> _Directions for this task_: Reproduce every entry exactly as shown.

> _Dataset records_:
>> begin

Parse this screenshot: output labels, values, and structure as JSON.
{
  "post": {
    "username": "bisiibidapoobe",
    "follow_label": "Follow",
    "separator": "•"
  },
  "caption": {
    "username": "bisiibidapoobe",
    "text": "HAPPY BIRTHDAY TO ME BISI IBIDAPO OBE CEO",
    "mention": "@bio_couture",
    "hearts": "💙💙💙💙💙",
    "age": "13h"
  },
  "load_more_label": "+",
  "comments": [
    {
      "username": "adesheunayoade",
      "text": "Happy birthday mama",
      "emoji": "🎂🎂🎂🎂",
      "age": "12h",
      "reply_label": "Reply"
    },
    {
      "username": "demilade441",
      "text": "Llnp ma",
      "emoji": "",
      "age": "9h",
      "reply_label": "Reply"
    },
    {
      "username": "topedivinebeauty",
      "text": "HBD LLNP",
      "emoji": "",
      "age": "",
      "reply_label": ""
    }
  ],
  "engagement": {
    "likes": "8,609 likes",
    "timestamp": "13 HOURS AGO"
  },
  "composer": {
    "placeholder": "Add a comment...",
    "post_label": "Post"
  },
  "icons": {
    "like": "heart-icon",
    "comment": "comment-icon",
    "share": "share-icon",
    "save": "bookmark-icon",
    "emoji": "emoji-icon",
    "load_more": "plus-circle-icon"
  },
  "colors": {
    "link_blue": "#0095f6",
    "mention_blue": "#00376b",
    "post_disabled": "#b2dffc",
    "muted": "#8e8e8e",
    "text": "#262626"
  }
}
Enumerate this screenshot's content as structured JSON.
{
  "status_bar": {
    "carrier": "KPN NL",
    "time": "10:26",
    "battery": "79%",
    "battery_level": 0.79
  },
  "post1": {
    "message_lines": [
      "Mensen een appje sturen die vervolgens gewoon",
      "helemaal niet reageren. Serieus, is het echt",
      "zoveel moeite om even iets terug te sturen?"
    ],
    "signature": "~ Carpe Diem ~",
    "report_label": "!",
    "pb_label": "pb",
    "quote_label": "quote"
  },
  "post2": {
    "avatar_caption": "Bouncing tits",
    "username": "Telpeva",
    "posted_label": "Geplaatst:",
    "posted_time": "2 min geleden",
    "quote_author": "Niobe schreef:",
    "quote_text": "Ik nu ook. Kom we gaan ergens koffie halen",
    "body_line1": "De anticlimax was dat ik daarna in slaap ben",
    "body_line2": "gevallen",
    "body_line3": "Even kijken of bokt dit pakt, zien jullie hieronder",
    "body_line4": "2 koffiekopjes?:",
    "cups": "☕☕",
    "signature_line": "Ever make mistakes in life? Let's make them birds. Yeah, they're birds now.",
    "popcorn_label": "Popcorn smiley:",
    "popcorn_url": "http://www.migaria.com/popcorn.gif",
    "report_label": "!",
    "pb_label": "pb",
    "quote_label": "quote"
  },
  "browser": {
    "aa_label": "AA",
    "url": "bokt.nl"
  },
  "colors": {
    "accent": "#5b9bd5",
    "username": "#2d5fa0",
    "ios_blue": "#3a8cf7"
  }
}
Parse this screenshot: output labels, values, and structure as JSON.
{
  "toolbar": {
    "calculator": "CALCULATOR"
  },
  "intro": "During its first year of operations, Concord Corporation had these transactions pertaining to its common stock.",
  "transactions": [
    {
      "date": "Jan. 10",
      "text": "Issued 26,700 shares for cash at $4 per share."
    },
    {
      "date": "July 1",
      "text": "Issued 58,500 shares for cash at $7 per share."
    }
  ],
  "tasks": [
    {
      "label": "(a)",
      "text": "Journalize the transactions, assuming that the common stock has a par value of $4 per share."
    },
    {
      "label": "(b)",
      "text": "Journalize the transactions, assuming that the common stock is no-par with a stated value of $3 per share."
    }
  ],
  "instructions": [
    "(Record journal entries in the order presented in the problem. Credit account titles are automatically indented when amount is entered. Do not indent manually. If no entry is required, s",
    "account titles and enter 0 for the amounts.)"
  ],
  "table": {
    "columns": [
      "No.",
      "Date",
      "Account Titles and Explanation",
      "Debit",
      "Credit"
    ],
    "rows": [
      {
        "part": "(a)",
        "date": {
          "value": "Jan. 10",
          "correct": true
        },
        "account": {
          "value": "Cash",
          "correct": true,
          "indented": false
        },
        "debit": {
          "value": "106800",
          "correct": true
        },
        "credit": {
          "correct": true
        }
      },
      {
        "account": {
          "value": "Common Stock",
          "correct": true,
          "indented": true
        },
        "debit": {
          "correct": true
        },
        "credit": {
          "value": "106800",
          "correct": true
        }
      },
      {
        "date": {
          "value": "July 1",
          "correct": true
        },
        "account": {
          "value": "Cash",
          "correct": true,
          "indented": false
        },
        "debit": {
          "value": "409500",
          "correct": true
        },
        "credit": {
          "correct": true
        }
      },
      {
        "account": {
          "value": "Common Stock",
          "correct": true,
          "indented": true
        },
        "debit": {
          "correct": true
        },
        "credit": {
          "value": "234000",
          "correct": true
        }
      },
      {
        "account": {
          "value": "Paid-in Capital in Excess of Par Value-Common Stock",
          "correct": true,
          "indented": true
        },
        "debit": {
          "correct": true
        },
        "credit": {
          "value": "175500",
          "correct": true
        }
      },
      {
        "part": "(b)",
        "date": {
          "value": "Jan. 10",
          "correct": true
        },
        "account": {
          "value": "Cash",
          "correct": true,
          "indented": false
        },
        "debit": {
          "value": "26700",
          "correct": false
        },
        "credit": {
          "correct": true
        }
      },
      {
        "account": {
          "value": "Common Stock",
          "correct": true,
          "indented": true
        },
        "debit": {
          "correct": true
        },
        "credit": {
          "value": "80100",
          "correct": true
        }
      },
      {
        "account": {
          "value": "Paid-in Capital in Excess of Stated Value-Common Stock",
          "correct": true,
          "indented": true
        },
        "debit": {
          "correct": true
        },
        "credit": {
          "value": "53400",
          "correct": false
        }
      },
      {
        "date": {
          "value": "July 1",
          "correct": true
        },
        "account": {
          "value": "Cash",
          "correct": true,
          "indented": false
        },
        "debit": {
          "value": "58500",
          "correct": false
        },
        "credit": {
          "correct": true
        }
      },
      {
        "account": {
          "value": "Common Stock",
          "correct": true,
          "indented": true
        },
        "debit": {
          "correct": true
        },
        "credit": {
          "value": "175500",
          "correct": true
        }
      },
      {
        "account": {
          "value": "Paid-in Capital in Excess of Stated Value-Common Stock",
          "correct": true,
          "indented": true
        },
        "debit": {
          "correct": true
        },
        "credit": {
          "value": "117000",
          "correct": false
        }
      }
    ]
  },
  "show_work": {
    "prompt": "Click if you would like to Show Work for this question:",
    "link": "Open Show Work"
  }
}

>> end

> _Task response_:
Parse this screenshot: output labels, values, and structure as JSON.
{
  "post": {
    "username": "bisiibidapoobe",
    "follow_label": "Follow",
    "separator": "•"
  },
  "caption": {
    "username": "bisiibidapoobe",
    "text": "HAPPY BIRTHDAY TO ME BISI IBIDAPO OBE CEO",
    "mention": "@bio_couture",
    "hearts": "💙💙💙💙💙",
    "age": "13h"
  },
  "load_more_label": "+",
  "comments": [
    {
      "username": "adesheunayoade",
      "text": "Happy birthday mama",
      "emoji": "🎂🎂🎂🎂",
      "age": "12h",
      "reply_label": "Reply"
    },
    {
      "username": "demilade441",
      "text": "Llnp ma",
      "emoji": "",
      "age": "9h",
      "reply_label": "Reply"
    },
    {
      "username": "topedivinebeauty",
      "text": "HBD LLNP",
      "emoji": "",
      "age": "",
      "reply_label": ""
    }
  ],
  "engagement": {
    "likes": "8,609 likes",
    "timestamp": "13 HOURS AGO"
  },
  "composer": {
    "placeholder": "Add a comment...",
    "post_label": "Post"
  },
  "icons": {
    "like": "heart-icon",
    "comment": "comment-icon",
    "share": "share-icon",
    "save": "bookmark-icon",
    "emoji": "emoji-icon",
    "load_more": "plus-circle-icon"
  },
  "colors": {
    "link_blue": "#0095f6",
    "mention_blue": "#00376b",
    "post_disabled": "#b2dffc",
    "muted": "#8e8e8e",
    "text": "#262626"
  }
}
Enumerate this screenshot's content as structured JSON.
{
  "status_bar": {
    "carrier": "KPN NL",
    "time": "10:26",
    "battery": "79%",
    "battery_level": 0.79
  },
  "post1": {
    "message_lines": [
      "Mensen een appje sturen die vervolgens gewoon",
      "helemaal niet reageren. Serieus, is het echt",
      "zoveel moeite om even iets terug te sturen?"
    ],
    "signature": "~ Carpe Diem ~",
    "report_label": "!",
    "pb_label": "pb",
    "quote_label": "quote"
  },
  "post2": {
    "avatar_caption": "Bouncing tits",
    "username": "Telpeva",
    "posted_label": "Geplaatst:",
    "posted_time": "2 min geleden",
    "quote_author": "Niobe schreef:",
    "quote_text": "Ik nu ook. Kom we gaan ergens koffie halen",
    "body_line1": "De anticlimax was dat ik daarna in slaap ben",
    "body_line2": "gevallen",
    "body_line3": "Even kijken of bokt dit pakt, zien jullie hieronder",
    "body_line4": "2 koffiekopjes?:",
    "cups": "☕☕",
    "signature_line": "Ever make mistakes in life? Let's make them birds. Yeah, they're birds now.",
    "popcorn_label": "Popcorn smiley:",
    "popcorn_url": "http://www.migaria.com/popcorn.gif",
    "report_label": "!",
    "pb_label": "pb",
    "quote_label": "quote"
  },
  "browser": {
    "aa_label": "AA",
    "url": "bokt.nl"
  },
  "colors": {
    "accent": "#5b9bd5",
    "username": "#2d5fa0",
    "ios_blue": "#3a8cf7"
  }
}
Parse this screenshot: output labels, values, and structure as JSON.
{
  "toolbar": {
    "calculator": "CALCULATOR"
  },
  "intro": "During its first year of operations, Concord Corporation had these transactions pertaining to its common stock.",
  "transactions": [
    {
      "date": "Jan. 10",
      "text": "Issued 26,700 shares for cash at $4 per share."
    },
    {
      "date": "July 1",
      "text": "Issued 58,500 shares for cash at $7 per share."
    }
  ],
  "tasks": [
    {
      "label": "(a)",
      "text": "Journalize the transactions, assuming that the common stock has a par value of $4 per share."
    },
    {
      "label": "(b)",
      "text": "Journalize the transactions, assuming that the common stock is no-par with a stated value of $3 per share."
    }
  ],
  "instructions": [
    "(Record journal entries in the order presented in the problem. Credit account titles are automatically indented when amount is entered. Do not indent manually. If no entry is required, s",
    "account titles and enter 0 for the amounts.)"
  ],
  "table": {
    "columns": [
      "No.",
      "Date",
      "Account Titles and Explanation",
      "Debit",
      "Credit"
    ],
    "rows": [
      {
        "part": "(a)",
        "date": {
          "value": "Jan. 10",
          "correct": true
        },
        "account": {
          "value": "Cash",
          "correct": true,
          "indented": false
        },
        "debit": {
          "value": "106800",
          "correct": true
        },
        "credit": {
          "correct": true
        }
      },
      {
        "account": {
          "value": "Common Stock",
          "correct": true,
          "indented": true
        },
        "debit": {
          "correct": true
        },
        "credit": {
          "value": "106800",
          "correct": true
        }
      },
      {
        "date": {
          "value": "July 1",
          "correct": true
        },
        "account": {
          "value": "Cash",
          "correct": true,
          "indented": false
        },
        "debit": {
          "value": "409500",
          "correct": true
        },
        "credit": {
          "correct": true
        }
      },
      {
        "account": {
          "value": "Common Stock",
          "correct": true,
          "indented": true
        },
        "debit": {
          "correct": true
        },
        "credit": {
          "value": "234000",
          "correct": true
        }
      },
      {
        "account": {
          "value": "Paid-in Capital in Excess of Par Value-Common Stock",
          "correct": true,
          "indented": true
        },
        "debit": {
          "correct": true
        },
        "credit": {
          "value": "175500",
          "correct": true
        }
      },
      {
        "part": "(b)",
        "date": {
          "value": "Jan. 10",
          "correct": true
        },
        "account": {
          "value": "Cash",
          "correct": true,
          "indented": false
        },
        "debit": {
          "value": "26700",
          "correct": false
        },
        "credit": {
          "correct": true
        }
      },
      {
        "account": {
          "value": "Common Stock",
          "correct": true,
          "indented": true
        },
        "debit": {
          "correct": true
        },
        "credit": {
          "value": "80100",
          "correct": true
        }
      },
      {
        "account": {
          "value": "Paid-in Capital in Excess of Stated Value-Common Stock",
          "correct": true,
          "indented": true
        },
        "debit": {
          "correct": true
        },
        "credit": {
          "value": "53400",
          "correct": false
        }
      },
      {
        "date": {
          "value": "July 1",
          "correct": true
        },
        "account": {
          "value": "Cash",
          "correct": true,
          "indented": false
        },
        "debit": {
          "value": "58500",
          "correct": false
        },
        "credit": {
          "correct": true
        }
      },
      {
        "account": {
          "value": "Common Stock",
          "correct": true,
          "indented": true
        },
        "debit": {
          "correct": true
        },
        "credit": {
          "value": "175500",
          "correct": true
        }
      },
      {
        "account": {
          "value": "Paid-in Capital in Excess of Stated Value-Common Stock",
          "correct": true,
          "indented": true
        },
        "debit": {
          "correct": true
        },
        "credit": {
          "value": "117000",
          "correct": false
        }
      }
    ]
  },
  "show_work": {
    "prompt": "Click if you would like to Show Work for this question:",
    "link": "Open Show Work"
  }
}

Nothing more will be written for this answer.